### STATED GOAL
Using the material that follows, identify and copy each line with the string "content".
* START *
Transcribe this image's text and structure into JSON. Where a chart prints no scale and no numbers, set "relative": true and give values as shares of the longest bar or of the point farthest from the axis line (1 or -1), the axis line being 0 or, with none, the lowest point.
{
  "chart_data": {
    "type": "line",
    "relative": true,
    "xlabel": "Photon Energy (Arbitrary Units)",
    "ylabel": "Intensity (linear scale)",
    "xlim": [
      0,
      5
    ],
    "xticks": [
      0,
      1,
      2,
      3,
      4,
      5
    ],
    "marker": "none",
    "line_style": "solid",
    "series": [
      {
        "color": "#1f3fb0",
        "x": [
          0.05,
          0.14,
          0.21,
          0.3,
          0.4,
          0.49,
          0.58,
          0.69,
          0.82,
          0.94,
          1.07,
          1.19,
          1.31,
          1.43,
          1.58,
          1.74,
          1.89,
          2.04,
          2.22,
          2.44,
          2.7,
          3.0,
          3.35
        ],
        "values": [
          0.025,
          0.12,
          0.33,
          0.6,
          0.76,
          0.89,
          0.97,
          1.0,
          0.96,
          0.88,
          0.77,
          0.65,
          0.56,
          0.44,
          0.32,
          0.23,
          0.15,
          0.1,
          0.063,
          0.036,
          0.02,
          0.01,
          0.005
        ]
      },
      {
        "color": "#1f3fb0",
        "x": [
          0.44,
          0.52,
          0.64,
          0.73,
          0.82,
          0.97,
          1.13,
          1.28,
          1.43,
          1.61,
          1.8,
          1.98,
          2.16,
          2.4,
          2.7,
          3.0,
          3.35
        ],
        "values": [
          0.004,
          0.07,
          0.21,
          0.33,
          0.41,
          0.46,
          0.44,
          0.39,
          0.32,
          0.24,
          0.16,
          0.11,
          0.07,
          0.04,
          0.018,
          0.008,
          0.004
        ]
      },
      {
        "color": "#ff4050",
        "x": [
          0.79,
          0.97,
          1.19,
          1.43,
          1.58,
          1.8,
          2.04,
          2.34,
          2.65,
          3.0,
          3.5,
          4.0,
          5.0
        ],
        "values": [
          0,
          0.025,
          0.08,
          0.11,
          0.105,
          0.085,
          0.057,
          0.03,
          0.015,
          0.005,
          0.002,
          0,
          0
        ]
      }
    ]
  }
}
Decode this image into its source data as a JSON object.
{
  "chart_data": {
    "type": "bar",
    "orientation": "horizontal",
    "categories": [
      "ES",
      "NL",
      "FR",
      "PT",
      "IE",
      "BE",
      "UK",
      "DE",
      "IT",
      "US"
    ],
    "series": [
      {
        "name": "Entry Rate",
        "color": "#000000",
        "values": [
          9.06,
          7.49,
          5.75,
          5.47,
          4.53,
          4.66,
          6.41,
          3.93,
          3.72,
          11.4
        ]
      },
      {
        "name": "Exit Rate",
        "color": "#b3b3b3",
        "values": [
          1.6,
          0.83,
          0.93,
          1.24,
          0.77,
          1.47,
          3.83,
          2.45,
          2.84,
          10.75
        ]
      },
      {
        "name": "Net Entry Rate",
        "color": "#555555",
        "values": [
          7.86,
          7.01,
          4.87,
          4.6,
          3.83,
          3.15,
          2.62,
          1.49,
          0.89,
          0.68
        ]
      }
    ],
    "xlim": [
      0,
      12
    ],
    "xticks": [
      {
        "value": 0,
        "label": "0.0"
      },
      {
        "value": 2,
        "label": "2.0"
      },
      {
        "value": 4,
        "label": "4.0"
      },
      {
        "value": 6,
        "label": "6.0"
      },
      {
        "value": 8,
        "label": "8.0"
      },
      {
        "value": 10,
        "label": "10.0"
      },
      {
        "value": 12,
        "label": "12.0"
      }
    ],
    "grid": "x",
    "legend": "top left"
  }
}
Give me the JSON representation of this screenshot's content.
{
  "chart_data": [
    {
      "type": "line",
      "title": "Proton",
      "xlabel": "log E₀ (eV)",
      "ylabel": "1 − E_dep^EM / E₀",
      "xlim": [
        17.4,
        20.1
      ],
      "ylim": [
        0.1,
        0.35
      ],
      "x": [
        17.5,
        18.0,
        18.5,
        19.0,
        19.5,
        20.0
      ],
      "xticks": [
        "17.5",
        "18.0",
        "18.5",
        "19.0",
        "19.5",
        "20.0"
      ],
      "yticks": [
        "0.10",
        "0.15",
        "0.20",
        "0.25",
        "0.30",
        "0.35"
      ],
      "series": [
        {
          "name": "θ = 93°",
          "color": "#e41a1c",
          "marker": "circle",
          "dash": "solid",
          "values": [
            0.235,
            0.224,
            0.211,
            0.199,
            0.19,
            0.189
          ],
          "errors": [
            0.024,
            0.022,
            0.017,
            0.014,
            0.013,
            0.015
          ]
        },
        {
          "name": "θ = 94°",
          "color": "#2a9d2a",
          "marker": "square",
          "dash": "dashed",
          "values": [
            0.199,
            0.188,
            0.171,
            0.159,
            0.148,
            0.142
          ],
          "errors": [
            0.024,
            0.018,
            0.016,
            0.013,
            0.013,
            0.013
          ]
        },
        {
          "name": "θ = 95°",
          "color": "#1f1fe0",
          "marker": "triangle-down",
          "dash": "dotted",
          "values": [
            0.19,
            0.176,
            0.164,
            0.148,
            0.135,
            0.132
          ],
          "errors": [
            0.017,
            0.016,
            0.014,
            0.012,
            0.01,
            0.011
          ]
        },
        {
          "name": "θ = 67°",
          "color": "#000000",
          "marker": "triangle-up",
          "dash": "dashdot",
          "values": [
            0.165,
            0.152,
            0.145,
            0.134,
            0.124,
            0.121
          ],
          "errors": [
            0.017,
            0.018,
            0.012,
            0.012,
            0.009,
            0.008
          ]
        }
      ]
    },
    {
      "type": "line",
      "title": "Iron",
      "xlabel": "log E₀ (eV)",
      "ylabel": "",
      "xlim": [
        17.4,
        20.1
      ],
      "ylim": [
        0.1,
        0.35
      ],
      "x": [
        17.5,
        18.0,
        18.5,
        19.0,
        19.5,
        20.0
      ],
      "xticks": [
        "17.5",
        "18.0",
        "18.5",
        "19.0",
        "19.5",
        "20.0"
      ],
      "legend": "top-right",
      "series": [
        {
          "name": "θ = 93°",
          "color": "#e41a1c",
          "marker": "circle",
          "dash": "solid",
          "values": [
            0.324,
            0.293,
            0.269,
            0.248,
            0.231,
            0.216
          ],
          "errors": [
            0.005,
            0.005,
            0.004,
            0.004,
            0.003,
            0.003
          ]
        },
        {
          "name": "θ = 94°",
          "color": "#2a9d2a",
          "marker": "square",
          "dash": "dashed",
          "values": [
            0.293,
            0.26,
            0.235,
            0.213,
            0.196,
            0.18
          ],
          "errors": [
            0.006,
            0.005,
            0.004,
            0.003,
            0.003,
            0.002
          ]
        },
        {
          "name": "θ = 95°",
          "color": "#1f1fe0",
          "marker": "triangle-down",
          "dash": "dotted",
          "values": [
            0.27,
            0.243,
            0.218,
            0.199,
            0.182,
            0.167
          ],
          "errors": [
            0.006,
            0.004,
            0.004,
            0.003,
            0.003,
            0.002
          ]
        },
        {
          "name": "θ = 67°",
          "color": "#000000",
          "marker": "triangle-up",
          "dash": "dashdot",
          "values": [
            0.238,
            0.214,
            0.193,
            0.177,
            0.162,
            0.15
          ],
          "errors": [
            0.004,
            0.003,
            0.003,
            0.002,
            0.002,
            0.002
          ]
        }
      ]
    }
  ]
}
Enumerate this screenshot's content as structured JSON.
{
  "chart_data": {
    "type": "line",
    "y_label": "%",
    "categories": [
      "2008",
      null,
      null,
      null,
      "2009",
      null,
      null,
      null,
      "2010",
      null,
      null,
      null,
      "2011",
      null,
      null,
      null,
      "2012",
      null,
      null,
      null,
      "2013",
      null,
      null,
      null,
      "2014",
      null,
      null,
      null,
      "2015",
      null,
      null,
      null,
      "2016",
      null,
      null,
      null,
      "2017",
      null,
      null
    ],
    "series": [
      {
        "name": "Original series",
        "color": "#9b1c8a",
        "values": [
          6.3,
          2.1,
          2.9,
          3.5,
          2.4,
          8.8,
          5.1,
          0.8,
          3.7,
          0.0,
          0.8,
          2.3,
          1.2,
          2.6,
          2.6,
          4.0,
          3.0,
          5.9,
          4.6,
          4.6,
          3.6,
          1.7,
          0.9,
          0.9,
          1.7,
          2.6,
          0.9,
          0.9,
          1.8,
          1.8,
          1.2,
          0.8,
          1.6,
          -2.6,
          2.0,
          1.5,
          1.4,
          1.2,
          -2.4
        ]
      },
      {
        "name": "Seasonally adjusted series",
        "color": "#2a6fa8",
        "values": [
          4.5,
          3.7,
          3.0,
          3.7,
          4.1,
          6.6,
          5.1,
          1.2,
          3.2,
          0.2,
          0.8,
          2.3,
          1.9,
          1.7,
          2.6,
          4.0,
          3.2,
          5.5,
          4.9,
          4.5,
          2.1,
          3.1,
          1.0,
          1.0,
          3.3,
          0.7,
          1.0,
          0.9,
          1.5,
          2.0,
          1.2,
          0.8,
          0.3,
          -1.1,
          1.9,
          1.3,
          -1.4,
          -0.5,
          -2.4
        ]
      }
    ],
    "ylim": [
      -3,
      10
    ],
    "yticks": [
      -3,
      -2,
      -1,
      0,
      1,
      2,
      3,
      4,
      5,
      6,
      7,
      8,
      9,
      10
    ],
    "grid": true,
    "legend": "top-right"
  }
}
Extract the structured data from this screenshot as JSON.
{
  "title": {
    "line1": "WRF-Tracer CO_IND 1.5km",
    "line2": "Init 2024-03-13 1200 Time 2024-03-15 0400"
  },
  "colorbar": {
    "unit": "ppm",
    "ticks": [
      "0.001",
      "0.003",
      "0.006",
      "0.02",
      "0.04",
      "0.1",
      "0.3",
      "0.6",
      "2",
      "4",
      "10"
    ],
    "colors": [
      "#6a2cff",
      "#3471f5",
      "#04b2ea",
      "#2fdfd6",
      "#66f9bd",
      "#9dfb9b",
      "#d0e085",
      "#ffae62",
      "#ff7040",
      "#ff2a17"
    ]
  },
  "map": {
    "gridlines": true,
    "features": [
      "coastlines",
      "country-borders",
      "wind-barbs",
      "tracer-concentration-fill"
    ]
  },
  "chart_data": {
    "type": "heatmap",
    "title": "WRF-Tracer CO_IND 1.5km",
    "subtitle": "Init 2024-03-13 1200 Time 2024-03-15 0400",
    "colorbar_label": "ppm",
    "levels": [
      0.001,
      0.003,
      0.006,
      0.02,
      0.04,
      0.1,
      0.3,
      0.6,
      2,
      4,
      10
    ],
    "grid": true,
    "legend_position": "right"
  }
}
* END *
### EXPECTED OUTPUT
Give me the JSON representation of this screenshot's content.
Enumerate this screenshot's content as structured JSON.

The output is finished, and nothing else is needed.